Stored data entries
★ ★ ★ ★ ★

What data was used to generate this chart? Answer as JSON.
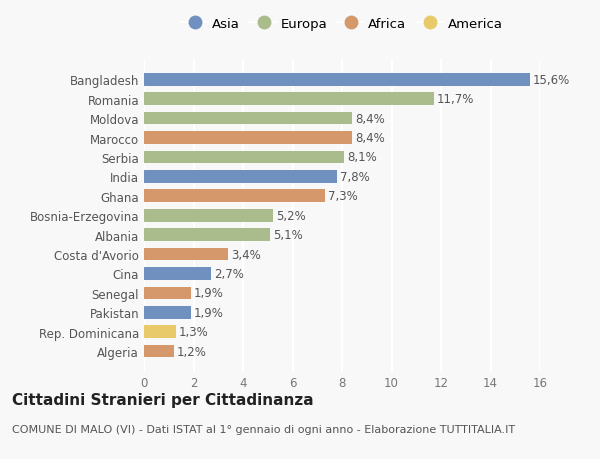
{
  "categories": [
    "Algeria",
    "Rep. Dominicana",
    "Pakistan",
    "Senegal",
    "Cina",
    "Costa d'Avorio",
    "Albania",
    "Bosnia-Erzegovina",
    "Ghana",
    "India",
    "Serbia",
    "Marocco",
    "Moldova",
    "Romania",
    "Bangladesh"
  ],
  "values": [
    1.2,
    1.3,
    1.9,
    1.9,
    2.7,
    3.4,
    5.1,
    5.2,
    7.3,
    7.8,
    8.1,
    8.4,
    8.4,
    11.7,
    15.6
  ],
  "labels": [
    "1,2%",
    "1,3%",
    "1,9%",
    "1,9%",
    "2,7%",
    "3,4%",
    "5,1%",
    "5,2%",
    "7,3%",
    "7,8%",
    "8,1%",
    "8,4%",
    "8,4%",
    "11,7%",
    "15,6%"
  ],
  "continents": [
    "Africa",
    "America",
    "Asia",
    "Africa",
    "Asia",
    "Africa",
    "Europa",
    "Europa",
    "Africa",
    "Asia",
    "Europa",
    "Africa",
    "Europa",
    "Europa",
    "Asia"
  ],
  "continent_colors": {
    "Asia": "#7090bf",
    "Europa": "#aabb8c",
    "Africa": "#d4986a",
    "America": "#e8ca6a"
  },
  "legend_order": [
    "Asia",
    "Europa",
    "Africa",
    "America"
  ],
  "xlim": [
    0,
    16
  ],
  "xticks": [
    0,
    2,
    4,
    6,
    8,
    10,
    12,
    14,
    16
  ],
  "title": "Cittadini Stranieri per Cittadinanza",
  "subtitle": "COMUNE DI MALO (VI) - Dati ISTAT al 1° gennaio di ogni anno - Elaborazione TUTTITALIA.IT",
  "background_color": "#f8f8f8",
  "bar_height": 0.65,
  "label_fontsize": 8.5,
  "tick_fontsize": 8.5,
  "title_fontsize": 11,
  "subtitle_fontsize": 8
}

★ ★ ★ ★ ★

### [Directions]
Pictures don't belong in the copy. Transcribe every record exactly as it appears.

### [The reply]
What data was used to generate this chart? Answer as JSON.
{
  "categories": [
    "Algeria",
    "Rep. Dominicana",
    "Pakistan",
    "Senegal",
    "Cina",
    "Costa d'Avorio",
    "Albania",
    "Bosnia-Erzegovina",
    "Ghana",
    "India",
    "Serbia",
    "Marocco",
    "Moldova",
    "Romania",
    "Bangladesh"
  ],
  "values": [
    1.2,
    1.3,
    1.9,
    1.9,
    2.7,
    3.4,
    5.1,
    5.2,
    7.3,
    7.8,
    8.1,
    8.4,
    8.4,
    11.7,
    15.6
  ],
  "labels": [
    "1,2%",
    "1,3%",
    "1,9%",
    "1,9%",
    "2,7%",
    "3,4%",
    "5,1%",
    "5,2%",
    "7,3%",
    "7,8%",
    "8,1%",
    "8,4%",
    "8,4%",
    "11,7%",
    "15,6%"
  ],
  "continents": [
    "Africa",
    "America",
    "Asia",
    "Africa",
    "Asia",
    "Africa",
    "Europa",
    "Europa",
    "Africa",
    "Asia",
    "Europa",
    "Africa",
    "Europa",
    "Europa",
    "Asia"
  ],
  "continent_colors": {
    "Asia": "#7090bf",
    "Europa": "#aabb8c",
    "Africa": "#d4986a",
    "America": "#e8ca6a"
  },
  "legend_order": [
    "Asia",
    "Europa",
    "Africa",
    "America"
  ],
  "xlim": [
    0,
    16
  ],
  "xticks": [
    0,
    2,
    4,
    6,
    8,
    10,
    12,
    14,
    16
  ],
  "title": "Cittadini Stranieri per Cittadinanza",
  "subtitle": "COMUNE DI MALO (VI) - Dati ISTAT al 1° gennaio di ogni anno - Elaborazione TUTTITALIA.IT",
  "background_color": "#f8f8f8",
  "bar_height": 0.65,
  "label_fontsize": 8.5,
  "tick_fontsize": 8.5,
  "title_fontsize": 11,
  "subtitle_fontsize": 8
}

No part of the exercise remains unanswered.